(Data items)

= = = =

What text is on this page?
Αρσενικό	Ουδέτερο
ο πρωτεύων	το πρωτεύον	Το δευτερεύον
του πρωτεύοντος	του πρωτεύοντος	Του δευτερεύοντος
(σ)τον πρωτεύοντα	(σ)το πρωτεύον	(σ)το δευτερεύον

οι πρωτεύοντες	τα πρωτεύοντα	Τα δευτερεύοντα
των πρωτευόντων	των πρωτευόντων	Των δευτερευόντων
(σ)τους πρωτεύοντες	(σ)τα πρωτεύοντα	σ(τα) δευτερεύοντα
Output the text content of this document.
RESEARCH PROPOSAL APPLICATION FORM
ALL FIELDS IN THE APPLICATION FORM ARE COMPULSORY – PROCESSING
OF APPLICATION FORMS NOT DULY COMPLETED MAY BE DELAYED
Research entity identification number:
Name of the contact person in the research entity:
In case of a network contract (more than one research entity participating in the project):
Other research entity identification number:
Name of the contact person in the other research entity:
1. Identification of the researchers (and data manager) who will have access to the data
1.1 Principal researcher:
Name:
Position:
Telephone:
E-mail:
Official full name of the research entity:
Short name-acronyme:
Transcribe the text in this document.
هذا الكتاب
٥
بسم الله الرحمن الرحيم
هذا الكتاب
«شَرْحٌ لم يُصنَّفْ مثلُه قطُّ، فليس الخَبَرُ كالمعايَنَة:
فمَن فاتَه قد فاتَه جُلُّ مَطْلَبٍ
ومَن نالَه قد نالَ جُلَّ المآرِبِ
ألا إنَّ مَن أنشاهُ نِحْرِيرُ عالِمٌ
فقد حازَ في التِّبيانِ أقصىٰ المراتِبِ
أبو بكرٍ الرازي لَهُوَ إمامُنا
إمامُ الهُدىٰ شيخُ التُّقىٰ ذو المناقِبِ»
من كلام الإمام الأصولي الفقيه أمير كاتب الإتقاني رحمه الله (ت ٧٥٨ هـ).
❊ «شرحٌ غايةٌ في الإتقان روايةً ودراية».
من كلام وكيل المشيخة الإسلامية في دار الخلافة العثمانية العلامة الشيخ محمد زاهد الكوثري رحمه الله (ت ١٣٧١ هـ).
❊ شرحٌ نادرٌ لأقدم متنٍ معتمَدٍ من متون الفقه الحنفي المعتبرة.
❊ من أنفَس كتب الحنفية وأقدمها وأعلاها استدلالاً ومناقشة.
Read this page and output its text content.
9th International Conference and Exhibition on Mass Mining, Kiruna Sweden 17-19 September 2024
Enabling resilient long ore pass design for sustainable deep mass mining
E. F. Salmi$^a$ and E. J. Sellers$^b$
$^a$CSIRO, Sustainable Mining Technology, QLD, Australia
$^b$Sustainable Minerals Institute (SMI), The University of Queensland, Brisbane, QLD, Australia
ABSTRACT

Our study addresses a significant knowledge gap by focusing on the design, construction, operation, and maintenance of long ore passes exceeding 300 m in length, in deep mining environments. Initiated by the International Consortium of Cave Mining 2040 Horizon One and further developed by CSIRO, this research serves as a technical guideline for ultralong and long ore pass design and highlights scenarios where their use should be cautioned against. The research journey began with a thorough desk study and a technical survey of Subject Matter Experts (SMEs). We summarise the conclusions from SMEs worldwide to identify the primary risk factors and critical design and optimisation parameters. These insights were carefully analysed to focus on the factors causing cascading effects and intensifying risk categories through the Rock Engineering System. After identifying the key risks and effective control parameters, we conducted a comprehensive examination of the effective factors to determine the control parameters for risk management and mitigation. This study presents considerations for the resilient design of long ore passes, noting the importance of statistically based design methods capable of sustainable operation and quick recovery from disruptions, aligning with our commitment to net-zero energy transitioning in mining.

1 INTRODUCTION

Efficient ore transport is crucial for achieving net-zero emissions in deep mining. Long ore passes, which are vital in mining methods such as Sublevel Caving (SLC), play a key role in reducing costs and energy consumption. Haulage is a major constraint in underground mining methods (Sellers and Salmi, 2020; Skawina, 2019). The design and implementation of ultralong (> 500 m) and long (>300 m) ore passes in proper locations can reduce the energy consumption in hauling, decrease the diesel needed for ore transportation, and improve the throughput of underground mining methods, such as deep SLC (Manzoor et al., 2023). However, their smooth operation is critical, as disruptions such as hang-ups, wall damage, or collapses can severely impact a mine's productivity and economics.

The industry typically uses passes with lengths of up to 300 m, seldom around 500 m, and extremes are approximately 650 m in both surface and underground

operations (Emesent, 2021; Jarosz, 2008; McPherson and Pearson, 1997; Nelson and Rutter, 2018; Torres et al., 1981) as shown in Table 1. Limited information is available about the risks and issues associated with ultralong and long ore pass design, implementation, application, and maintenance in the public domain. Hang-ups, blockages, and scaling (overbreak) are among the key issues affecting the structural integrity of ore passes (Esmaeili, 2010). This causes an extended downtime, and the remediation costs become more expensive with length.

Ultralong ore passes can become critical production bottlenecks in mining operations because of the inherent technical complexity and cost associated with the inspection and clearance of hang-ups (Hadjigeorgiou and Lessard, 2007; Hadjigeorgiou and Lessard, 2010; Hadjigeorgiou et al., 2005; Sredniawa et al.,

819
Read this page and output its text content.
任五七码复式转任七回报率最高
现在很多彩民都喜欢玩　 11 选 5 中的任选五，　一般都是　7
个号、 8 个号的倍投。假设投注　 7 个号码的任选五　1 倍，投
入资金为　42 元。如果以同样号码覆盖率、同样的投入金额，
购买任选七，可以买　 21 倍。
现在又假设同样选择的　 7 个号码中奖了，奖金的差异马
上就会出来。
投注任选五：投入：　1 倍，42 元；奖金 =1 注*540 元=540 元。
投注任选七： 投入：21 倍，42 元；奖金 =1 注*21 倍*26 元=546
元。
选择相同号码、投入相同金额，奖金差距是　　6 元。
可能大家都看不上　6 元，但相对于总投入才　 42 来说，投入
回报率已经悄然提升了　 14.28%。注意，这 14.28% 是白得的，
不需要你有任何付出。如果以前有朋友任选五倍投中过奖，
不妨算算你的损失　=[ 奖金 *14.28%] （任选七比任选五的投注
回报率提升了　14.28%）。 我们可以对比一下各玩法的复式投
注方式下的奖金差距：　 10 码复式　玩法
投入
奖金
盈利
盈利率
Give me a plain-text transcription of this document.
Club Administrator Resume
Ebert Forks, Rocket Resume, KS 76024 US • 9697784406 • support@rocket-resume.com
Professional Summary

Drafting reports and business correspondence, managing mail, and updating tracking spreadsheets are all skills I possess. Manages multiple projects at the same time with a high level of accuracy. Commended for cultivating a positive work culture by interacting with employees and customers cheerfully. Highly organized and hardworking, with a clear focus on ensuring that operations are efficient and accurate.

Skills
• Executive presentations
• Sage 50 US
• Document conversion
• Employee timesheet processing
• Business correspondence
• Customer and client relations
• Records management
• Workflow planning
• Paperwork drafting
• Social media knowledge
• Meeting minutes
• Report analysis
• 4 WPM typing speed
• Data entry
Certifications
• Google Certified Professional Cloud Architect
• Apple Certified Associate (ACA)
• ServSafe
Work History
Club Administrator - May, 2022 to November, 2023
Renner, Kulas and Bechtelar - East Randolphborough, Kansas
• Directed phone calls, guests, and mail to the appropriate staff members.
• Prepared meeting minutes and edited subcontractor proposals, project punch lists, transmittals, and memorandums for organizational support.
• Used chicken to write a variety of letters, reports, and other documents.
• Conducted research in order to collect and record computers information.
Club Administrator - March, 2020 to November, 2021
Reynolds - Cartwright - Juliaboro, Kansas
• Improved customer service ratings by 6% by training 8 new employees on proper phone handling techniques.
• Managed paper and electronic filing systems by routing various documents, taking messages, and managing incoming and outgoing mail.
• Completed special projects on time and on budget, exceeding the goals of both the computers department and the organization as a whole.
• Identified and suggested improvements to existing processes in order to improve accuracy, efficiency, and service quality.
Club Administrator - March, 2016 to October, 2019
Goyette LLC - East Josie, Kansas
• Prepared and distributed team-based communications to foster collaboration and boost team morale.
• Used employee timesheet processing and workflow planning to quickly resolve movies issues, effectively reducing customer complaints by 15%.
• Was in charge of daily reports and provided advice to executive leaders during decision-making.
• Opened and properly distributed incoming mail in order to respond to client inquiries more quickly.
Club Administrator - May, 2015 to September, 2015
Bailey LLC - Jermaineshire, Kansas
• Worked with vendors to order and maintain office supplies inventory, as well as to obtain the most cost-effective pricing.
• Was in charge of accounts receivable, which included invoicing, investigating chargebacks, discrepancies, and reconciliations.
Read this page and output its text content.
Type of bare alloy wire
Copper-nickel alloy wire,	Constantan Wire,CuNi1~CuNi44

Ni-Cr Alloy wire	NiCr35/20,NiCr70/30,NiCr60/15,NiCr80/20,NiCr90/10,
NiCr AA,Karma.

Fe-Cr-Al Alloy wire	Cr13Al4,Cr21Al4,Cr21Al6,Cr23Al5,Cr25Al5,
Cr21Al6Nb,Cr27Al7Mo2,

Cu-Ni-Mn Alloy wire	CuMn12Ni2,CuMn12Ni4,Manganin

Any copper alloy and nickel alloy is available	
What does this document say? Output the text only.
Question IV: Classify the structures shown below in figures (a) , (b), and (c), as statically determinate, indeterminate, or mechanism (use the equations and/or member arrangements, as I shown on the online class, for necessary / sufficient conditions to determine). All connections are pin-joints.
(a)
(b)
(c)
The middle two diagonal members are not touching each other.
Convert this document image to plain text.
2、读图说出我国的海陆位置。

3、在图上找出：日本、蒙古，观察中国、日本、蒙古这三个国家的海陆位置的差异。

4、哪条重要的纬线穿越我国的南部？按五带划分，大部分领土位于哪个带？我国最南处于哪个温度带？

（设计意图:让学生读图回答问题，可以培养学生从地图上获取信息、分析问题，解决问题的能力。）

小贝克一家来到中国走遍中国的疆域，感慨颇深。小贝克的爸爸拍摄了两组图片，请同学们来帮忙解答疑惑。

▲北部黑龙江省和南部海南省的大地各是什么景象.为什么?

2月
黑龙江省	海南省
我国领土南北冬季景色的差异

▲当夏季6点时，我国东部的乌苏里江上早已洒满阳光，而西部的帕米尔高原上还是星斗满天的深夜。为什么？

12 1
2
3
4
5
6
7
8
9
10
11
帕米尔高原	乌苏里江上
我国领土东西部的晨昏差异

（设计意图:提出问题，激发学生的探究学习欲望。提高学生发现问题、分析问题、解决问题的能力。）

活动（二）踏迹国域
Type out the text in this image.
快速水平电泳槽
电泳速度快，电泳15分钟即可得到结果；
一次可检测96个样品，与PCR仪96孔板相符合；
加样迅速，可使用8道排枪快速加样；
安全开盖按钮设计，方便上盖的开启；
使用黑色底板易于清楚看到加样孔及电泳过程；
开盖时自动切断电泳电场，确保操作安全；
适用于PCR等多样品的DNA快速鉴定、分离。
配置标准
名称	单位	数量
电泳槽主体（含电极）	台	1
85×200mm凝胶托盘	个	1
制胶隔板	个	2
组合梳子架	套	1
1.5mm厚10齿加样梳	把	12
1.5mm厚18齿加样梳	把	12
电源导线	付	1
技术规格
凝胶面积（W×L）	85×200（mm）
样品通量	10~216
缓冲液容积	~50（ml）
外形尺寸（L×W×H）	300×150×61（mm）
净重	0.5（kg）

= = = =

## BRIEF
Begin with the line that contains "Type out the text in this image." and end with the last line of the records; set down every line in that span exactly, and nothing else.

## ANSWER TO THE EXERCISE
Type out the text in this image.
快速水平电泳槽
电泳速度快，电泳15分钟即可得到结果；
一次可检测96个样品，与PCR仪96孔板相符合；
加样迅速，可使用8道排枪快速加样；
安全开盖按钮设计，方便上盖的开启；
使用黑色底板易于清楚看到加样孔及电泳过程；
开盖时自动切断电泳电场，确保操作安全；
适用于PCR等多样品的DNA快速鉴定、分离。
配置标准
名称	单位	数量
电泳槽主体（含电极）	台	1
85×200mm凝胶托盘	个	1
制胶隔板	个	2
组合梳子架	套	1
1.5mm厚10齿加样梳	把	12
1.5mm厚18齿加样梳	把	12
电源导线	付	1
技术规格
凝胶面积（W×L）	85×200（mm）
样品通量	10~216
缓冲液容积	~50（ml）
外形尺寸（L×W×H）	300×150×61（mm）
净重	0.5（kg）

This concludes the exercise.